The request: Retype every entry word for word.

Record excerpts:
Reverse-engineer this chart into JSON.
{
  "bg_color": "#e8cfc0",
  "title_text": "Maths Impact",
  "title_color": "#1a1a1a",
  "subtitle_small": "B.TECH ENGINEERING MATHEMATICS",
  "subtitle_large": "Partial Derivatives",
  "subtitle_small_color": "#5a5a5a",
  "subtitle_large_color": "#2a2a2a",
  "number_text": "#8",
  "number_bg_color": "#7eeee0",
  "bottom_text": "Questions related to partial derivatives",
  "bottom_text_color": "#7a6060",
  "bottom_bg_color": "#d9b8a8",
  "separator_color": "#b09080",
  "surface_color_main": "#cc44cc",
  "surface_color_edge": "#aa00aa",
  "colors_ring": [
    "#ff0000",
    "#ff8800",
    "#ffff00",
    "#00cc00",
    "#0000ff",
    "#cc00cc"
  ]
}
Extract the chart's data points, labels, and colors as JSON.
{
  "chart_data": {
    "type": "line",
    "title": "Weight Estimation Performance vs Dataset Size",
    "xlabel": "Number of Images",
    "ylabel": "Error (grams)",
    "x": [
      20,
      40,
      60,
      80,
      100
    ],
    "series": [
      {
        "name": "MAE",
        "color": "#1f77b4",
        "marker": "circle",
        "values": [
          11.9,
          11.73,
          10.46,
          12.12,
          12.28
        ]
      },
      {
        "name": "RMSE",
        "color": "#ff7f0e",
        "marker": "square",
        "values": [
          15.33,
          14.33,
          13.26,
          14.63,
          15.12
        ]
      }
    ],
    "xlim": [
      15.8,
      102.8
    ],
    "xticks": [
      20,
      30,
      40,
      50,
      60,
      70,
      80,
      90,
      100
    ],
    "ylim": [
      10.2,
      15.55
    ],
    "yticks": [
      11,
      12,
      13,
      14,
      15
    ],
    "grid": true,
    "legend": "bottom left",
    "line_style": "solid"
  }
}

Exercise solution:
Reverse-engineer this chart into JSON.
{
  "bg_color": "#e8cfc0",
  "title_text": "Maths Impact",
  "title_color": "#1a1a1a",
  "subtitle_small": "B.TECH ENGINEERING MATHEMATICS",
  "subtitle_large": "Partial Derivatives",
  "subtitle_small_color": "#5a5a5a",
  "subtitle_large_color": "#2a2a2a",
  "number_text": "#8",
  "number_bg_color": "#7eeee0",
  "bottom_text": "Questions related to partial derivatives",
  "bottom_text_color": "#7a6060",
  "bottom_bg_color": "#d9b8a8",
  "separator_color": "#b09080",
  "surface_color_main": "#cc44cc",
  "surface_color_edge": "#aa00aa",
  "colors_ring": [
    "#ff0000",
    "#ff8800",
    "#ffff00",
    "#00cc00",
    "#0000ff",
    "#cc00cc"
  ]
}
Extract the chart's data points, labels, and colors as JSON.
{
  "chart_data": {
    "type": "line",
    "title": "Weight Estimation Performance vs Dataset Size",
    "xlabel": "Number of Images",
    "ylabel": "Error (grams)",
    "x": [
      20,
      40,
      60,
      80,
      100
    ],
    "series": [
      {
        "name": "MAE",
        "color": "#1f77b4",
        "marker": "circle",
        "values": [
          11.9,
          11.73,
          10.46,
          12.12,
          12.28
        ]
      },
      {
        "name": "RMSE",
        "color": "#ff7f0e",
        "marker": "square",
        "values": [
          15.33,
          14.33,
          13.26,
          14.63,
          15.12
        ]
      }
    ],
    "xlim": [
      15.8,
      102.8
    ],
    "xticks": [
      20,
      30,
      40,
      50,
      60,
      70,
      80,
      90,
      100
    ],
    "ylim": [
      10.2,
      15.55
    ],
    "yticks": [
      11,
      12,
      13,
      14,
      15
    ],
    "grid": true,
    "legend": "bottom left",
    "line_style": "solid"
  }
}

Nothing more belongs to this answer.